Task brief: Emit the entire listing verbatim.
--- BEGIN Task data ---
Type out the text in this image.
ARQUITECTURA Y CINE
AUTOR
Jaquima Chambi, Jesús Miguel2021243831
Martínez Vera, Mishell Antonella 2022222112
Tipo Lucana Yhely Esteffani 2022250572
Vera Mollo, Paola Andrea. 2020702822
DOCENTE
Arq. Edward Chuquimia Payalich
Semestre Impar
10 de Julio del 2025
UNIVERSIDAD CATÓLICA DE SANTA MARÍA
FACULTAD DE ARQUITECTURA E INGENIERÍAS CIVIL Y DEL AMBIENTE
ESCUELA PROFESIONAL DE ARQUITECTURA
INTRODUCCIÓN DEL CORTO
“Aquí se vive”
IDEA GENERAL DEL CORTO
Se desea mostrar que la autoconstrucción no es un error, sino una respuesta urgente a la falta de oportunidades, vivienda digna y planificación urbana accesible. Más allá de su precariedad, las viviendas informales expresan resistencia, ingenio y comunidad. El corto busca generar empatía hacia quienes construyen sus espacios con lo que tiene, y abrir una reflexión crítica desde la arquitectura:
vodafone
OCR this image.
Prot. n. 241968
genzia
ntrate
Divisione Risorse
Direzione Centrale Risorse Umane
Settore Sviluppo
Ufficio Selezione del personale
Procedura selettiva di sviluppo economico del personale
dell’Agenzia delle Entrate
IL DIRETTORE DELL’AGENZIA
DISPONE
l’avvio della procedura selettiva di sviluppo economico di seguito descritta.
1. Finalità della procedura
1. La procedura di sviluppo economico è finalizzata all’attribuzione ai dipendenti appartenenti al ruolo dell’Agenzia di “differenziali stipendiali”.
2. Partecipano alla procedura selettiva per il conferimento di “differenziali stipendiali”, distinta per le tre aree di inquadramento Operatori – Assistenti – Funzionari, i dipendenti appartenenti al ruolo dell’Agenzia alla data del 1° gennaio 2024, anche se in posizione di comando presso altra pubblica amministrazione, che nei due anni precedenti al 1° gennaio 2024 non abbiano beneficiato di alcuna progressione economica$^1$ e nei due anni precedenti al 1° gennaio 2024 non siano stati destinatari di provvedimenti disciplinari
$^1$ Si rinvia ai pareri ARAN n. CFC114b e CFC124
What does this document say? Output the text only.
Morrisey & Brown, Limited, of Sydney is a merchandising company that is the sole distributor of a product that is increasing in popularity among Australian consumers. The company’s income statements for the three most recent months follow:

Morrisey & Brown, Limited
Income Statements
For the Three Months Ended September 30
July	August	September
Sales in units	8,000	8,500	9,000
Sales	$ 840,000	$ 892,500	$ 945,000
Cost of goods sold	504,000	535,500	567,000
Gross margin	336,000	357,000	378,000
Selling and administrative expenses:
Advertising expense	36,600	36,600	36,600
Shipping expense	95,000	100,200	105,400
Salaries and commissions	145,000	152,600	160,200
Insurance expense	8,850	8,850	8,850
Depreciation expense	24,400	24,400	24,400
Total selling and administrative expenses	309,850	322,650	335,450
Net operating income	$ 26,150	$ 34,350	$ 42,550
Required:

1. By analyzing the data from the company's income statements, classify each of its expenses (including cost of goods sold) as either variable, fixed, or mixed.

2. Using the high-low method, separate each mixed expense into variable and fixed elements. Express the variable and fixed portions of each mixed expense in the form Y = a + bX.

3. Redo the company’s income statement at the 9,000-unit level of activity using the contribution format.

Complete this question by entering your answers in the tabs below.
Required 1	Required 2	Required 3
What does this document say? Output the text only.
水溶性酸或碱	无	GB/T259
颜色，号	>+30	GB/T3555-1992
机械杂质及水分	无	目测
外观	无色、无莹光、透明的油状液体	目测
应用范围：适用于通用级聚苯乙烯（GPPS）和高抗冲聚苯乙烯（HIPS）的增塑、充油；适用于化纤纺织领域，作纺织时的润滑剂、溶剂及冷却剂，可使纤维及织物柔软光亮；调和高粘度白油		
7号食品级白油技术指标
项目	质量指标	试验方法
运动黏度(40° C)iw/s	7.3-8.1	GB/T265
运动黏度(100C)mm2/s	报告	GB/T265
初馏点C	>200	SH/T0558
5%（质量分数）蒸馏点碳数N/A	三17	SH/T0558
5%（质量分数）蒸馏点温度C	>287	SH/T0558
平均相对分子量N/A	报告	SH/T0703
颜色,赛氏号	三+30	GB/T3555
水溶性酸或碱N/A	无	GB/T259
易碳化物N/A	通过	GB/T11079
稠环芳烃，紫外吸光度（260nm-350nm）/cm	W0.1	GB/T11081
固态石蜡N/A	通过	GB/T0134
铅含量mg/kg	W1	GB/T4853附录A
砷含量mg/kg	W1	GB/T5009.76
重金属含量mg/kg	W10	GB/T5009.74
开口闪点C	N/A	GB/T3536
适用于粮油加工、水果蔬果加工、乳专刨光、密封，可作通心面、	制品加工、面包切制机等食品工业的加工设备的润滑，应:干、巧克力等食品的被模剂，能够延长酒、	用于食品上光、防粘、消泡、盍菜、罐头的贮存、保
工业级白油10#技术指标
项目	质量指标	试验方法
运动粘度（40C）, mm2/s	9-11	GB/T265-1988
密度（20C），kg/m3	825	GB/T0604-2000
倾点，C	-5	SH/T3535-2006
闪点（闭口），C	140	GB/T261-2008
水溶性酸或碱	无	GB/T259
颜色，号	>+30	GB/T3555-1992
--- END Task data ---
Complete output:
Type out the text in this image.
ARQUITECTURA Y CINE
AUTOR
Jaquima Chambi, Jesús Miguel2021243831
Martínez Vera, Mishell Antonella 2022222112
Tipo Lucana Yhely Esteffani 2022250572
Vera Mollo, Paola Andrea. 2020702822
DOCENTE
Arq. Edward Chuquimia Payalich
Semestre Impar
10 de Julio del 2025
UNIVERSIDAD CATÓLICA DE SANTA MARÍA
FACULTAD DE ARQUITECTURA E INGENIERÍAS CIVIL Y DEL AMBIENTE
ESCUELA PROFESIONAL DE ARQUITECTURA
INTRODUCCIÓN DEL CORTO
“Aquí se vive”
IDEA GENERAL DEL CORTO
Se desea mostrar que la autoconstrucción no es un error, sino una respuesta urgente a la falta de oportunidades, vivienda digna y planificación urbana accesible. Más allá de su precariedad, las viviendas informales expresan resistencia, ingenio y comunidad. El corto busca generar empatía hacia quienes construyen sus espacios con lo que tiene, y abrir una reflexión crítica desde la arquitectura:
vodafone
OCR this image.
Prot. n. 241968
genzia
ntrate
Divisione Risorse
Direzione Centrale Risorse Umane
Settore Sviluppo
Ufficio Selezione del personale
Procedura selettiva di sviluppo economico del personale
dell’Agenzia delle Entrate
IL DIRETTORE DELL’AGENZIA
DISPONE
l’avvio della procedura selettiva di sviluppo economico di seguito descritta.
1. Finalità della procedura
1. La procedura di sviluppo economico è finalizzata all’attribuzione ai dipendenti appartenenti al ruolo dell’Agenzia di “differenziali stipendiali”.
2. Partecipano alla procedura selettiva per il conferimento di “differenziali stipendiali”, distinta per le tre aree di inquadramento Operatori – Assistenti – Funzionari, i dipendenti appartenenti al ruolo dell’Agenzia alla data del 1° gennaio 2024, anche se in posizione di comando presso altra pubblica amministrazione, che nei due anni precedenti al 1° gennaio 2024 non abbiano beneficiato di alcuna progressione economica$^1$ e nei due anni precedenti al 1° gennaio 2024 non siano stati destinatari di provvedimenti disciplinari
$^1$ Si rinvia ai pareri ARAN n. CFC114b e CFC124
What does this document say? Output the text only.
Morrisey & Brown, Limited, of Sydney is a merchandising company that is the sole distributor of a product that is increasing in popularity among Australian consumers. The company’s income statements for the three most recent months follow:

Morrisey & Brown, Limited
Income Statements
For the Three Months Ended September 30
July	August	September
Sales in units	8,000	8,500	9,000
Sales	$ 840,000	$ 892,500	$ 945,000
Cost of goods sold	504,000	535,500	567,000
Gross margin	336,000	357,000	378,000
Selling and administrative expenses:
Advertising expense	36,600	36,600	36,600
Shipping expense	95,000	100,200	105,400
Salaries and commissions	145,000	152,600	160,200
Insurance expense	8,850	8,850	8,850
Depreciation expense	24,400	24,400	24,400
Total selling and administrative expenses	309,850	322,650	335,450
Net operating income	$ 26,150	$ 34,350	$ 42,550
Required:

1. By analyzing the data from the company's income statements, classify each of its expenses (including cost of goods sold) as either variable, fixed, or mixed.

2. Using the high-low method, separate each mixed expense into variable and fixed elements. Express the variable and fixed portions of each mixed expense in the form Y = a + bX.

3. Redo the company’s income statement at the 9,000-unit level of activity using the contribution format.

Complete this question by entering your answers in the tabs below.
Required 1	Required 2	Required 3
What does this document say? Output the text only.
水溶性酸或碱	无	GB/T259
颜色，号	>+30	GB/T3555-1992
机械杂质及水分	无	目测
外观	无色、无莹光、透明的油状液体	目测
应用范围：适用于通用级聚苯乙烯（GPPS）和高抗冲聚苯乙烯（HIPS）的增塑、充油；适用于化纤纺织领域，作纺织时的润滑剂、溶剂及冷却剂，可使纤维及织物柔软光亮；调和高粘度白油		
7号食品级白油技术指标
项目	质量指标	试验方法
运动黏度(40° C)iw/s	7.3-8.1	GB/T265
运动黏度(100C)mm2/s	报告	GB/T265
初馏点C	>200	SH/T0558
5%（质量分数）蒸馏点碳数N/A	三17	SH/T0558
5%（质量分数）蒸馏点温度C	>287	SH/T0558
平均相对分子量N/A	报告	SH/T0703
颜色,赛氏号	三+30	GB/T3555
水溶性酸或碱N/A	无	GB/T259
易碳化物N/A	通过	GB/T11079
稠环芳烃，紫外吸光度（260nm-350nm）/cm	W0.1	GB/T11081
固态石蜡N/A	通过	GB/T0134
铅含量mg/kg	W1	GB/T4853附录A
砷含量mg/kg	W1	GB/T5009.76
重金属含量mg/kg	W10	GB/T5009.74
开口闪点C	N/A	GB/T3536
适用于粮油加工、水果蔬果加工、乳专刨光、密封，可作通心面、	制品加工、面包切制机等食品工业的加工设备的润滑，应:干、巧克力等食品的被模剂，能够延长酒、	用于食品上光、防粘、消泡、盍菜、罐头的贮存、保
工业级白油10#技术指标
项目	质量指标	试验方法
运动粘度（40C）, mm2/s	9-11	GB/T265-1988
密度（20C），kg/m3	825	GB/T0604-2000
倾点，C	-5	SH/T3535-2006
闪点（闭口），C	140	GB/T261-2008
水溶性酸或碱	无	GB/T259
颜色，号	>+30	GB/T3555-1992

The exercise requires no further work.